[Stored items from a collection]
************
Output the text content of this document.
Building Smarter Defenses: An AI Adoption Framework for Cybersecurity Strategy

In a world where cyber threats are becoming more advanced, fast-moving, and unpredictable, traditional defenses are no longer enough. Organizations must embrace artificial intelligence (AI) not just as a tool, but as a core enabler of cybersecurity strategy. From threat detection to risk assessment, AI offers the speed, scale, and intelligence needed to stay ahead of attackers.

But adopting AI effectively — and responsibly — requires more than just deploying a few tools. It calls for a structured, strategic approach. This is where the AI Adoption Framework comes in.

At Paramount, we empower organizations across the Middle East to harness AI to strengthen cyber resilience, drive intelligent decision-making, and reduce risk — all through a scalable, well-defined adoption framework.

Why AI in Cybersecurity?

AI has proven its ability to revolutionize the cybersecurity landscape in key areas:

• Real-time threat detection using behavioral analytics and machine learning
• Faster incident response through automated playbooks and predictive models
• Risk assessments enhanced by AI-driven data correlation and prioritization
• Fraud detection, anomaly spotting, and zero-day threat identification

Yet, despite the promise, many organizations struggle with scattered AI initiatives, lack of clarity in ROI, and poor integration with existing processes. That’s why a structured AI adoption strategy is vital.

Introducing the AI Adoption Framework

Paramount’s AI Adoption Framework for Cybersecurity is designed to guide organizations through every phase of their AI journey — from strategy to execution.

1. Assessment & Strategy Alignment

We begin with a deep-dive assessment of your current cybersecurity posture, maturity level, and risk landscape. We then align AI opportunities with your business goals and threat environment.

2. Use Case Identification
************
Task statement: Give an exact repetition of all the material.

The output:
Output the text content of this document.
Building Smarter Defenses: An AI Adoption Framework for Cybersecurity Strategy

In a world where cyber threats are becoming more advanced, fast-moving, and unpredictable, traditional defenses are no longer enough. Organizations must embrace artificial intelligence (AI) not just as a tool, but as a core enabler of cybersecurity strategy. From threat detection to risk assessment, AI offers the speed, scale, and intelligence needed to stay ahead of attackers.

But adopting AI effectively — and responsibly — requires more than just deploying a few tools. It calls for a structured, strategic approach. This is where the AI Adoption Framework comes in.

At Paramount, we empower organizations across the Middle East to harness AI to strengthen cyber resilience, drive intelligent decision-making, and reduce risk — all through a scalable, well-defined adoption framework.

Why AI in Cybersecurity?

AI has proven its ability to revolutionize the cybersecurity landscape in key areas:

• Real-time threat detection using behavioral analytics and machine learning
• Faster incident response through automated playbooks and predictive models
• Risk assessments enhanced by AI-driven data correlation and prioritization
• Fraud detection, anomaly spotting, and zero-day threat identification

Yet, despite the promise, many organizations struggle with scattered AI initiatives, lack of clarity in ROI, and poor integration with existing processes. That’s why a structured AI adoption strategy is vital.

Introducing the AI Adoption Framework

Paramount’s AI Adoption Framework for Cybersecurity is designed to guide organizations through every phase of their AI journey — from strategy to execution.

1. Assessment & Strategy Alignment

We begin with a deep-dive assessment of your current cybersecurity posture, maturity level, and risk landscape. We then align AI opportunities with your business goals and threat environment.

2. Use Case Identification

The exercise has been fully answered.